◆ GIVEN DATA:
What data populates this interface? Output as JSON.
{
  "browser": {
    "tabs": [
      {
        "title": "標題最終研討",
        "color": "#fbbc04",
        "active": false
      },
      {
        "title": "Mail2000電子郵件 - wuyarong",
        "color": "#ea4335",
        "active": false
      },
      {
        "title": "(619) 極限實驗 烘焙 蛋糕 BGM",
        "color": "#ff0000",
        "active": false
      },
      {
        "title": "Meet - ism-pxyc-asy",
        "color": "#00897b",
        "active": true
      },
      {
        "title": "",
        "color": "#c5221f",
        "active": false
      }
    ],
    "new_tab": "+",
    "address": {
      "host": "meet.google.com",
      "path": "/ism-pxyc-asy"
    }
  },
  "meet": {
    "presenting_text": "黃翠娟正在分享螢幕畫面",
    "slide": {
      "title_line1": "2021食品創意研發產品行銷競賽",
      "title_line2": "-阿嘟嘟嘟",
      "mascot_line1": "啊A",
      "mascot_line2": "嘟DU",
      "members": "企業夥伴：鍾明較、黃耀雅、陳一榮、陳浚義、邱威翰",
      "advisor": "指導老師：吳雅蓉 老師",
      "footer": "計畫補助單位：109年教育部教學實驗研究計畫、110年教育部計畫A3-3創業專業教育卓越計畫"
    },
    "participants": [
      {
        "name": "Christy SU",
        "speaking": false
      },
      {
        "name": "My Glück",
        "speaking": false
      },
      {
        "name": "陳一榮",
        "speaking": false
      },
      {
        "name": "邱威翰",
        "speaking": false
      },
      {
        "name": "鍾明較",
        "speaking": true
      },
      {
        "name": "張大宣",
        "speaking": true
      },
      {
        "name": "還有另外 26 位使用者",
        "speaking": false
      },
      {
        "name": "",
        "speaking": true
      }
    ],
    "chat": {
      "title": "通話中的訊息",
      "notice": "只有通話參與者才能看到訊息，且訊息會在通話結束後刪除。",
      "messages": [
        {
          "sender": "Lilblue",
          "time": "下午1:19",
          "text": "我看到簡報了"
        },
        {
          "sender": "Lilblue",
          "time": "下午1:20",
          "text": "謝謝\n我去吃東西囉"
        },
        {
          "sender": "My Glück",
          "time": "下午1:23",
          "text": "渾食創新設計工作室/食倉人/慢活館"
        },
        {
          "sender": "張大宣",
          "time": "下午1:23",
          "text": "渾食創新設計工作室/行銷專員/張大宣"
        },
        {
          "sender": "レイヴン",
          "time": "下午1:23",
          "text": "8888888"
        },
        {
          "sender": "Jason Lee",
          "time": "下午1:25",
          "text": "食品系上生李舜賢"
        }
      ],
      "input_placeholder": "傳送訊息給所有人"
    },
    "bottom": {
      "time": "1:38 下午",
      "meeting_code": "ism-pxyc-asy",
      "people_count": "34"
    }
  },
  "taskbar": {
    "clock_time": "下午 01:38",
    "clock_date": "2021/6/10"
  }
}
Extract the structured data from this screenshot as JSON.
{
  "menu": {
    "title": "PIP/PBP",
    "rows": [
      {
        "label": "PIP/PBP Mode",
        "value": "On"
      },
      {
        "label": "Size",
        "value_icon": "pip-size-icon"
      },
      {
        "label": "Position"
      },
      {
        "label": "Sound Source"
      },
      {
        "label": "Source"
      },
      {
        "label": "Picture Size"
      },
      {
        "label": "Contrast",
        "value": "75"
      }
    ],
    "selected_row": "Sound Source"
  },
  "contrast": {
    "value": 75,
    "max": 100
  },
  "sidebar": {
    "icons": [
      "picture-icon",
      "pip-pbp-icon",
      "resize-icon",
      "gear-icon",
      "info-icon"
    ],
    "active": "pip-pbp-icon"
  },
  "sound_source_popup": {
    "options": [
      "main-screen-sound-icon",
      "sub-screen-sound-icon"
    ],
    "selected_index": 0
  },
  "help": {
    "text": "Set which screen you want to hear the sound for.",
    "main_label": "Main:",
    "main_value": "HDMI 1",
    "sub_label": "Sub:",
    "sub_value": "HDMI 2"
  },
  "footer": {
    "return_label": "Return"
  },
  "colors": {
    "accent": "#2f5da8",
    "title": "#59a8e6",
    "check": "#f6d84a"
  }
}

◆ WHAT YOU WILL DO:
Emit the records above again, exactly, with no line skipped.

◆ THE OUTPUT:
What data populates this interface? Output as JSON.
{
  "browser": {
    "tabs": [
      {
        "title": "標題最終研討",
        "color": "#fbbc04",
        "active": false
      },
      {
        "title": "Mail2000電子郵件 - wuyarong",
        "color": "#ea4335",
        "active": false
      },
      {
        "title": "(619) 極限實驗 烘焙 蛋糕 BGM",
        "color": "#ff0000",
        "active": false
      },
      {
        "title": "Meet - ism-pxyc-asy",
        "color": "#00897b",
        "active": true
      },
      {
        "title": "",
        "color": "#c5221f",
        "active": false
      }
    ],
    "new_tab": "+",
    "address": {
      "host": "meet.google.com",
      "path": "/ism-pxyc-asy"
    }
  },
  "meet": {
    "presenting_text": "黃翠娟正在分享螢幕畫面",
    "slide": {
      "title_line1": "2021食品創意研發產品行銷競賽",
      "title_line2": "-阿嘟嘟嘟",
      "mascot_line1": "啊A",
      "mascot_line2": "嘟DU",
      "members": "企業夥伴：鍾明較、黃耀雅、陳一榮、陳浚義、邱威翰",
      "advisor": "指導老師：吳雅蓉 老師",
      "footer": "計畫補助單位：109年教育部教學實驗研究計畫、110年教育部計畫A3-3創業專業教育卓越計畫"
    },
    "participants": [
      {
        "name": "Christy SU",
        "speaking": false
      },
      {
        "name": "My Glück",
        "speaking": false
      },
      {
        "name": "陳一榮",
        "speaking": false
      },
      {
        "name": "邱威翰",
        "speaking": false
      },
      {
        "name": "鍾明較",
        "speaking": true
      },
      {
        "name": "張大宣",
        "speaking": true
      },
      {
        "name": "還有另外 26 位使用者",
        "speaking": false
      },
      {
        "name": "",
        "speaking": true
      }
    ],
    "chat": {
      "title": "通話中的訊息",
      "notice": "只有通話參與者才能看到訊息，且訊息會在通話結束後刪除。",
      "messages": [
        {
          "sender": "Lilblue",
          "time": "下午1:19",
          "text": "我看到簡報了"
        },
        {
          "sender": "Lilblue",
          "time": "下午1:20",
          "text": "謝謝\n我去吃東西囉"
        },
        {
          "sender": "My Glück",
          "time": "下午1:23",
          "text": "渾食創新設計工作室/食倉人/慢活館"
        },
        {
          "sender": "張大宣",
          "time": "下午1:23",
          "text": "渾食創新設計工作室/行銷專員/張大宣"
        },
        {
          "sender": "レイヴン",
          "time": "下午1:23",
          "text": "8888888"
        },
        {
          "sender": "Jason Lee",
          "time": "下午1:25",
          "text": "食品系上生李舜賢"
        }
      ],
      "input_placeholder": "傳送訊息給所有人"
    },
    "bottom": {
      "time": "1:38 下午",
      "meeting_code": "ism-pxyc-asy",
      "people_count": "34"
    }
  },
  "taskbar": {
    "clock_time": "下午 01:38",
    "clock_date": "2021/6/10"
  }
}
Extract the structured data from this screenshot as JSON.
{
  "menu": {
    "title": "PIP/PBP",
    "rows": [
      {
        "label": "PIP/PBP Mode",
        "value": "On"
      },
      {
        "label": "Size",
        "value_icon": "pip-size-icon"
      },
      {
        "label": "Position"
      },
      {
        "label": "Sound Source"
      },
      {
        "label": "Source"
      },
      {
        "label": "Picture Size"
      },
      {
        "label": "Contrast",
        "value": "75"
      }
    ],
    "selected_row": "Sound Source"
  },
  "contrast": {
    "value": 75,
    "max": 100
  },
  "sidebar": {
    "icons": [
      "picture-icon",
      "pip-pbp-icon",
      "resize-icon",
      "gear-icon",
      "info-icon"
    ],
    "active": "pip-pbp-icon"
  },
  "sound_source_popup": {
    "options": [
      "main-screen-sound-icon",
      "sub-screen-sound-icon"
    ],
    "selected_index": 0
  },
  "help": {
    "text": "Set which screen you want to hear the sound for.",
    "main_label": "Main:",
    "main_value": "HDMI 1",
    "sub_label": "Sub:",
    "sub_value": "HDMI 2"
  },
  "footer": {
    "return_label": "Return"
  },
  "colors": {
    "accent": "#2f5da8",
    "title": "#59a8e6",
    "check": "#f6d84a"
  }
}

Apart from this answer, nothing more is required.